» EXERCISE INPUTS:
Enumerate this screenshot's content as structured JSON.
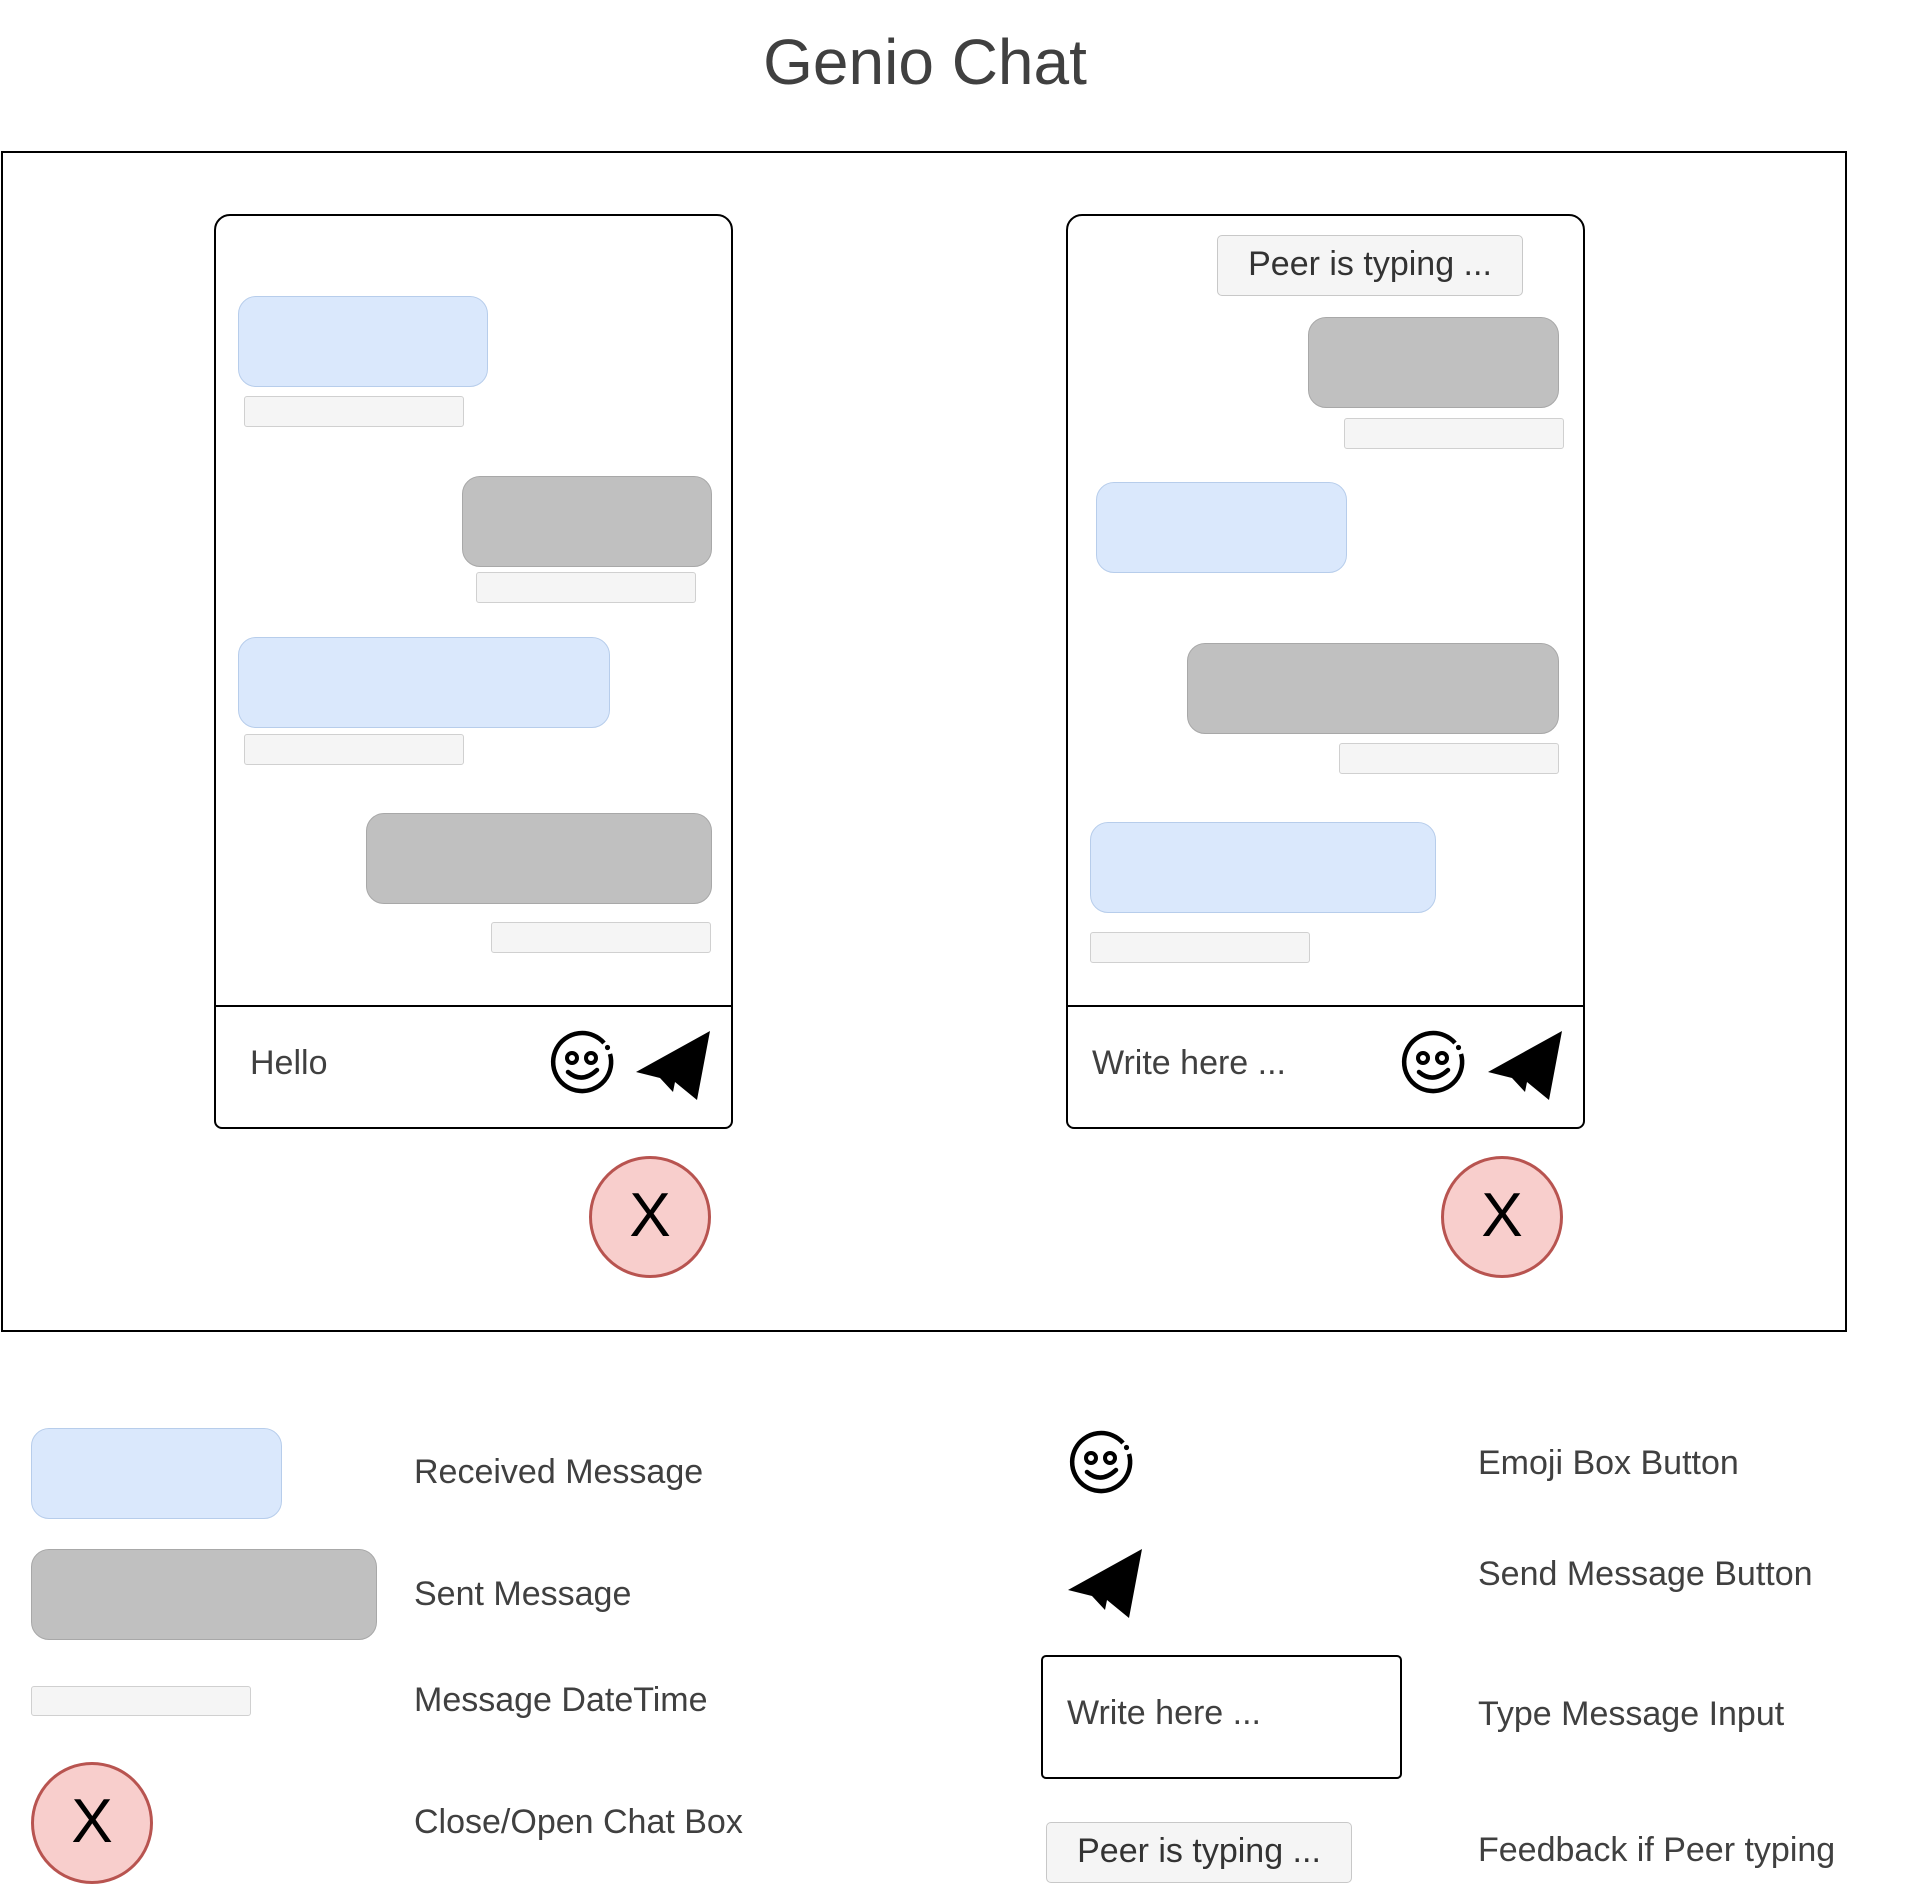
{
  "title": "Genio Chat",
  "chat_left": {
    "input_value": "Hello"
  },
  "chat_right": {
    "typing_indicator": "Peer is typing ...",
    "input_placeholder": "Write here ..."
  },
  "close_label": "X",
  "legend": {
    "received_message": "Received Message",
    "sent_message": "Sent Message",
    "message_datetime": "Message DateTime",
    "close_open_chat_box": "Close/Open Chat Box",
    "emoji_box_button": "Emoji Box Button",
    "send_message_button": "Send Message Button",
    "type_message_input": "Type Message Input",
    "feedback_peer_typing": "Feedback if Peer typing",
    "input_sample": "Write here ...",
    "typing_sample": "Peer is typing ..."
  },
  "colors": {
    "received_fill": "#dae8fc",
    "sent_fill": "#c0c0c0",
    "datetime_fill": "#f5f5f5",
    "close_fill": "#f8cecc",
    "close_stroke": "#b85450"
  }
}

» PROBLEM REQUIREMENTS:
Omit all pictures while transcribing the entries verbatim.

» SOLUTION FOR THIS PROBLEM:
Enumerate this screenshot's content as structured JSON.
{
  "title": "Genio Chat",
  "chat_left": {
    "input_value": "Hello"
  },
  "chat_right": {
    "typing_indicator": "Peer is typing ...",
    "input_placeholder": "Write here ..."
  },
  "close_label": "X",
  "legend": {
    "received_message": "Received Message",
    "sent_message": "Sent Message",
    "message_datetime": "Message DateTime",
    "close_open_chat_box": "Close/Open Chat Box",
    "emoji_box_button": "Emoji Box Button",
    "send_message_button": "Send Message Button",
    "type_message_input": "Type Message Input",
    "feedback_peer_typing": "Feedback if Peer typing",
    "input_sample": "Write here ...",
    "typing_sample": "Peer is typing ..."
  },
  "colors": {
    "received_fill": "#dae8fc",
    "sent_fill": "#c0c0c0",
    "datetime_fill": "#f5f5f5",
    "close_fill": "#f8cecc",
    "close_stroke": "#b85450"
  }
}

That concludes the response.